— Required task —
Spot every line with the word "this" and return it.

— Supplied material —
###

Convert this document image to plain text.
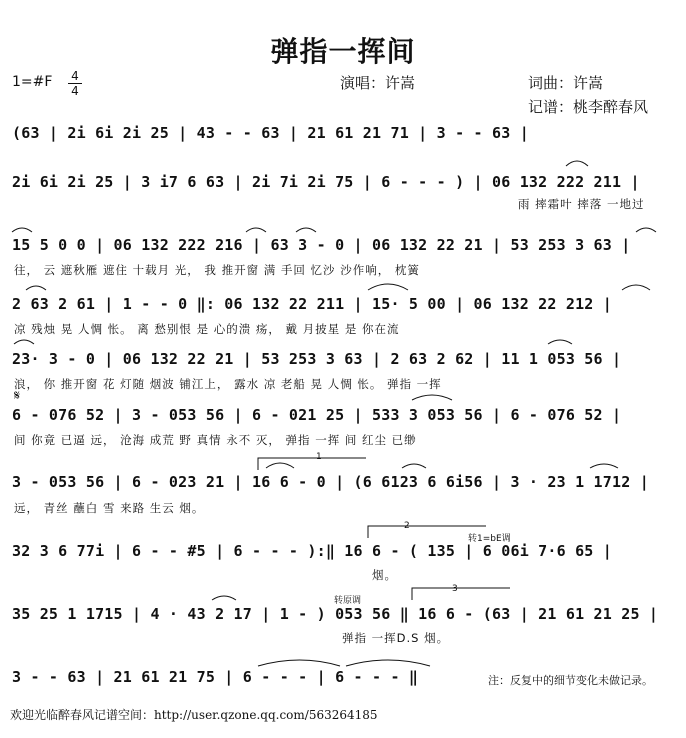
弹指一挥间
1=#F 4
4	演唱：许嵩	词曲：许嵩
记谱：桃李醉春风
(63 | 2i 6i 2i 25 | 43 - - 63 | 21 61 21 71 | 3 - - 63 |
2i 6i 2i 25 | 3 i7 6 63 | 2i 7i 2i 75 | 6 - - - ) | 06 132 222 211 |
雨 摔霜叶 摔落 一地过
15 5 0 0 | 06 132 222 216 | 63 3 - 0 | 06 132 22 21 | 53 253 3 63 |
往， 云 遮秋雁 遮住 十载月 光， 我 推开窗 满 手回 忆沙 沙作响， 枕簧
2 63 2 61 | 1 - - 0 ‖: 06 132 22 211 | 15· 5 00 | 06 132 22 212 |
凉 残烛 晃 人惆 怅。 离 愁别恨 是 心的溃 疡， 戴 月披星 是 你在流
23· 3 - 0 | 06 132 22 21 | 53 253 3 63 | 2 63 2 62 | 11 1 053 56 |
浪， 你 推开窗 花 灯随 烟波 铺江上， 露水 凉 老船 晃 人惆 怅。 弹指 一挥
𝄋
6 - 076 52 | 3 - 053 56 | 6 - 021 25 | 533 3 053 56 | 6 - 076 52 |
间 你竟 已逼 远， 沧海 成荒 野 真情 永不 灭， 弹指 一挥 间 红尘 已缈
3 - 053 56 | 6 - 023 21 | 16 6 - 0 | (6 6123 6 6i56 | 3 · 23 1 1712 |
远， 青丝 蘸白 雪 来路 生云 烟。
32 3 6 77i | 6 - - #5 | 6 - - - ):‖ 16 6 - ( 135 | 6 06i 7·6 65 |
烟。
35 25 1 1715 | 4 · 43 2 17 | 1 - ) 053 56 ‖ 16 6 - (63 | 21 61 21 25 |
弹指 一挥D.S 烟。
3 - - 63 | 21 61 21 75 | 6 - - - | 6 - - - ‖
1
2
3
转1=bE调
转原调
注：反复中的细节变化未做记录。
欢迎光临醉春风记谱空间：http://user.qzone.qq.com/563264185
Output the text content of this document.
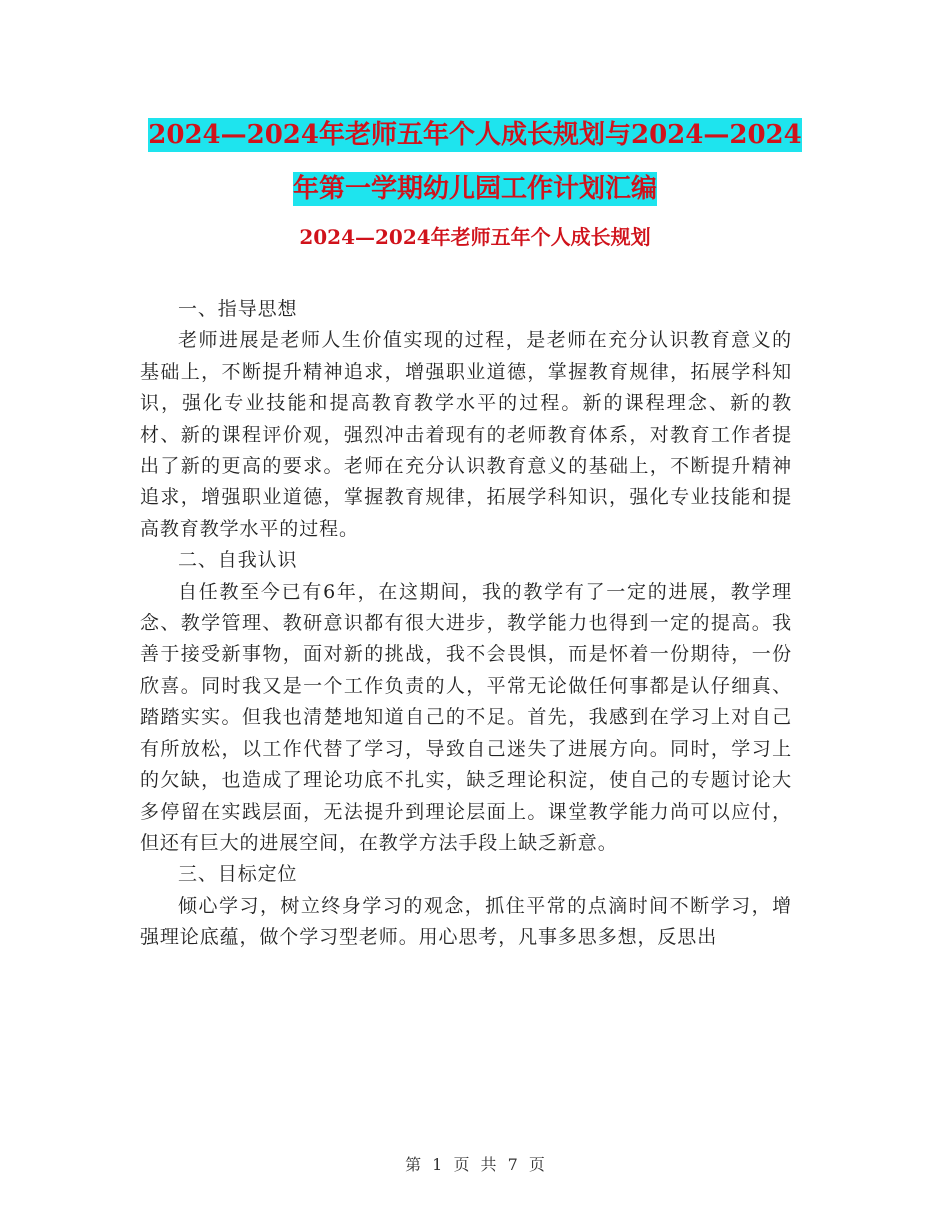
2024—2024年老师五年个人成长规划与2024—2024年第一学期幼儿园工作计划汇编
2024—2024年老师五年个人成长规划

一、指导思想

老师进展是老师人生价值实现的过程，是老师在充分认识教育意义的基础上，不断提升精神追求，增强职业道德，掌握教育规律，拓展学科知识，强化专业技能和提高教育教学水平的过程。新的课程理念、新的教材、新的课程评价观，强烈冲击着现有的老师教育体系，对教育工作者提出了新的更高的要求。老师在充分认识教育意义的基础上，不断提升精神追求，增强职业道德，掌握教育规律，拓展学科知识，强化专业技能和提高教育教学水平的过程。

二、自我认识

自任教至今已有6年，在这期间，我的教学有了一定的进展，教学理念、教学管理、教研意识都有很大进步，教学能力也得到一定的提高。我善于接受新事物，面对新的挑战，我不会畏惧，而是怀着一份期待，一份欣喜。同时我又是一个工作负责的人，平常无论做任何事都是认仔细真、踏踏实实。但我也清楚地知道自己的不足。首先，我感到在学习上对自己有所放松，以工作代替了学习，导致自己迷失了进展方向。同时，学习上的欠缺，也造成了理论功底不扎实，缺乏理论积淀，使自己的专题讨论大多停留在实践层面，无法提升到理论层面上。课堂教学能力尚可以应付，但还有巨大的进展空间，在教学方法手段上缺乏新意。

三、目标定位

倾心学习，树立终身学习的观念，抓住平常的点滴时间不断学习，增强理论底蕴，做个学习型老师。用心思考，凡事多思多想，反思出

第 1 页 共 7 页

###

— Reply —
Convert this document image to plain text.
Output the text content of this document.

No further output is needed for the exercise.